## REQUIREMENTS
Transcribe each line of the records below exactly, excluding any embedded images.

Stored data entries
— Begin —

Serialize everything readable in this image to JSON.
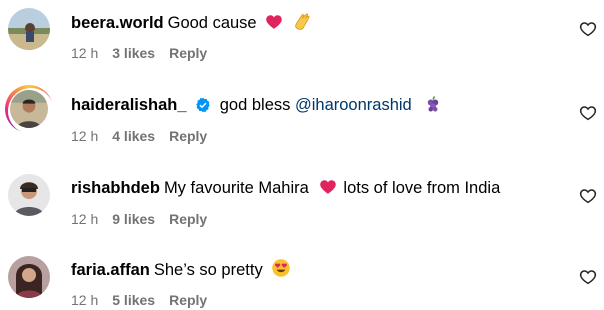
{
  "comments": [
    {
      "username": "beera.world",
      "text": "Good cause",
      "time": "12 h",
      "likes": "3 likes",
      "reply": "Reply",
      "emojis": [
        "red-heart-icon",
        "clapping-hands-icon"
      ]
    },
    {
      "username": "haideralishah_",
      "text": "god bless",
      "mention": "@iharoonrashid",
      "time": "12 h",
      "likes": "4 likes",
      "reply": "Reply",
      "verified": true,
      "emojis": [
        "grape-icon"
      ]
    },
    {
      "username": "rishabhdeb",
      "text": "My favourite Mahira",
      "text_after": "lots of love from India",
      "time": "12 h",
      "likes": "9 likes",
      "reply": "Reply",
      "emojis": [
        "red-heart-icon"
      ]
    },
    {
      "username": "faria.affan",
      "text": "She’s so pretty",
      "time": "12 h",
      "likes": "5 likes",
      "reply": "Reply",
      "emojis": [
        "heart-eyes-face-icon"
      ]
    }
  ],
  "colors": {
    "heart": "#e0245e",
    "verified": "#0095f6",
    "mention": "#00376b",
    "meta": "#737373"
  }
}
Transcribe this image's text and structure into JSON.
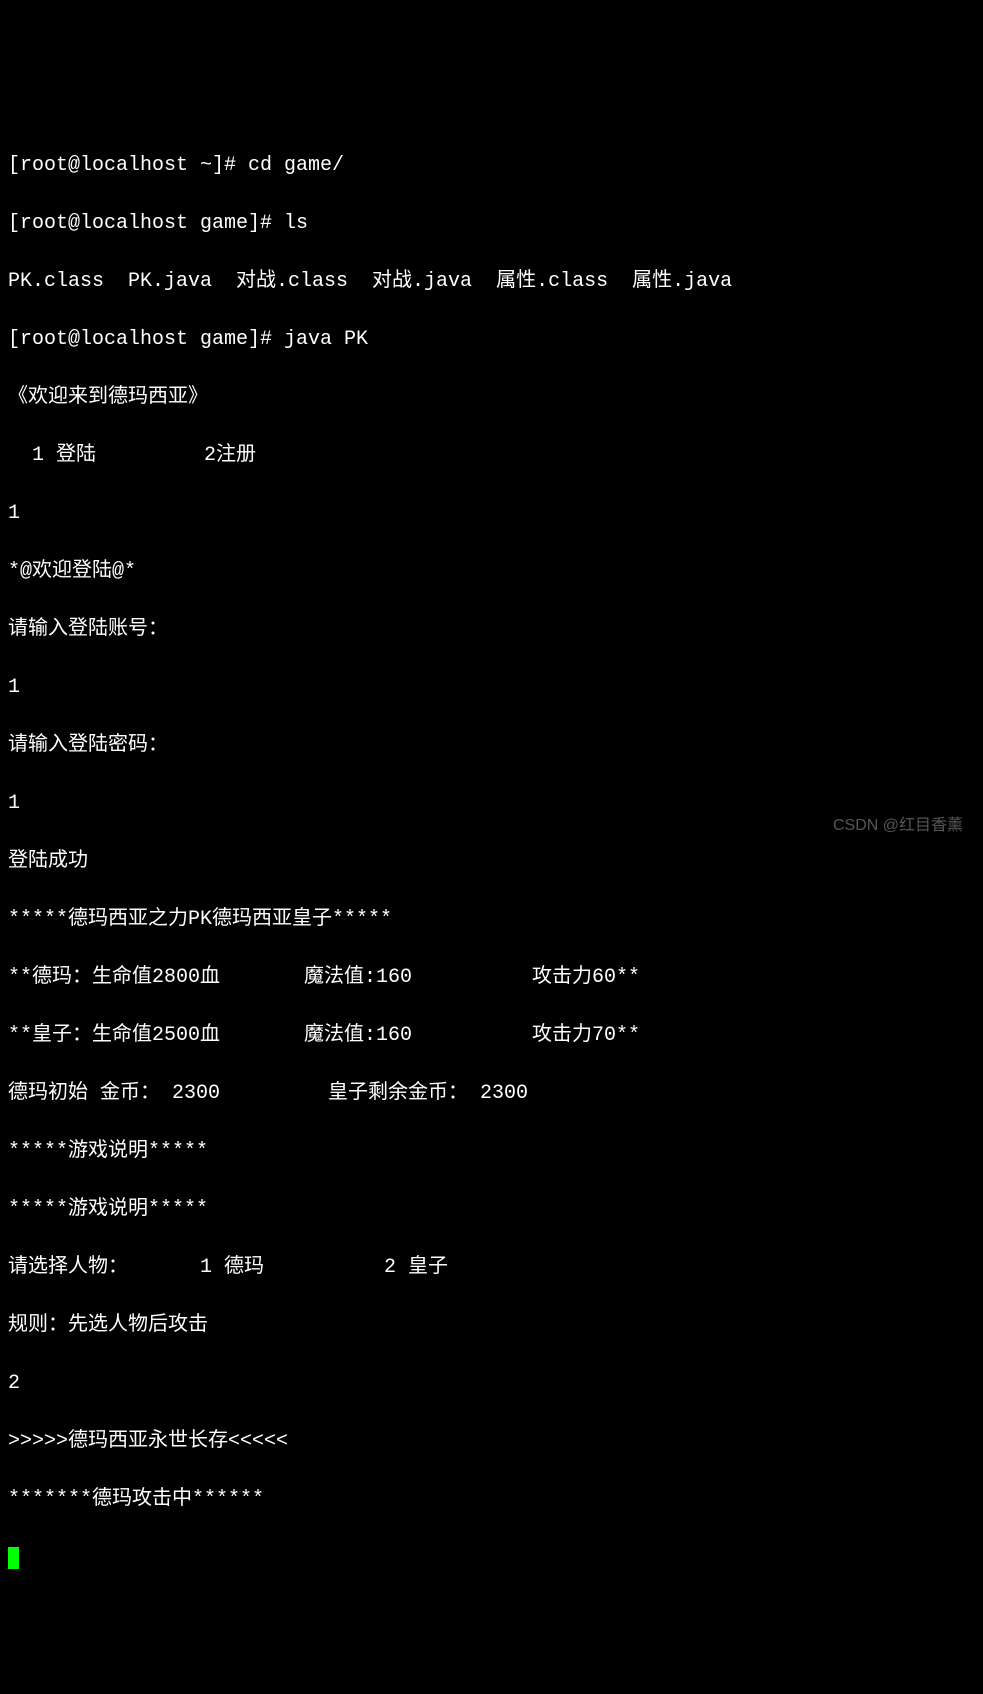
{
  "lines": {
    "l1_prompt": "[root@localhost ~]# ",
    "l1_cmd": "cd game/",
    "l2_prompt": "[root@localhost game]# ",
    "l2_cmd": "ls",
    "l3_files": "PK.class  PK.java  对战.class  对战.java  属性.class  属性.java",
    "l4_prompt": "[root@localhost game]# ",
    "l4_cmd": "java PK",
    "l5": "《欢迎来到德玛西亚》",
    "l6": "  1 登陆         2注册",
    "l7": "1",
    "l8": "*@欢迎登陆@*",
    "l9": "请输入登陆账号：",
    "l10": "1",
    "l11": "请输入登陆密码：",
    "l12": "1",
    "l13": "登陆成功",
    "l14": "*****德玛西亚之力PK德玛西亚皇子*****",
    "l15": "**德玛：生命值2800血       魔法值:160          攻击力60**",
    "l16": "**皇子：生命值2500血       魔法值:160          攻击力70**",
    "l17": "德玛初始 金币： 2300         皇子剩余金币： 2300",
    "l18": "*****游戏说明*****",
    "l19": "*****游戏说明*****",
    "l20": "请选择人物：      1 德玛          2 皇子",
    "l21": "规则：先选人物后攻击",
    "l22": "2",
    "l23": ">>>>>德玛西亚永世长存<<<<<",
    "l24": "*******德玛攻击中******"
  },
  "watermark": "CSDN @红目香薰"
}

— End —

## THE COMPLETED TASK
Serialize everything readable in this image to JSON.
{
  "comments": [
    {
      "username": "beera.world",
      "text": "Good cause",
      "time": "12 h",
      "likes": "3 likes",
      "reply": "Reply",
      "emojis": [
        "red-heart-icon",
        "clapping-hands-icon"
      ]
    },
    {
      "username": "haideralishah_",
      "text": "god bless",
      "mention": "@iharoonrashid",
      "time": "12 h",
      "likes": "4 likes",
      "reply": "Reply",
      "verified": true,
      "emojis": [
        "grape-icon"
      ]
    },
    {
      "username": "rishabhdeb",
      "text": "My favourite Mahira",
      "text_after": "lots of love from India",
      "time": "12 h",
      "likes": "9 likes",
      "reply": "Reply",
      "emojis": [
        "red-heart-icon"
      ]
    },
    {
      "username": "faria.affan",
      "text": "She’s so pretty",
      "time": "12 h",
      "likes": "5 likes",
      "reply": "Reply",
      "emojis": [
        "heart-eyes-face-icon"
      ]
    }
  ],
  "colors": {
    "heart": "#e0245e",
    "verified": "#0095f6",
    "mention": "#00376b",
    "meta": "#737373"
  }
}
Transcribe this image's text and structure into JSON.
{
  "lines": {
    "l1_prompt": "[root@localhost ~]# ",
    "l1_cmd": "cd game/",
    "l2_prompt": "[root@localhost game]# ",
    "l2_cmd": "ls",
    "l3_files": "PK.class  PK.java  对战.class  对战.java  属性.class  属性.java",
    "l4_prompt": "[root@localhost game]# ",
    "l4_cmd": "java PK",
    "l5": "《欢迎来到德玛西亚》",
    "l6": "  1 登陆         2注册",
    "l7": "1",
    "l8": "*@欢迎登陆@*",
    "l9": "请输入登陆账号：",
    "l10": "1",
    "l11": "请输入登陆密码：",
    "l12": "1",
    "l13": "登陆成功",
    "l14": "*****德玛西亚之力PK德玛西亚皇子*****",
    "l15": "**德玛：生命值2800血       魔法值:160          攻击力60**",
    "l16": "**皇子：生命值2500血       魔法值:160          攻击力70**",
    "l17": "德玛初始 金币： 2300         皇子剩余金币： 2300",
    "l18": "*****游戏说明*****",
    "l19": "*****游戏说明*****",
    "l20": "请选择人物：      1 德玛          2 皇子",
    "l21": "规则：先选人物后攻击",
    "l22": "2",
    "l23": ">>>>>德玛西亚永世长存<<<<<",
    "l24": "*******德玛攻击中******"
  },
  "watermark": "CSDN @红目香薰"
}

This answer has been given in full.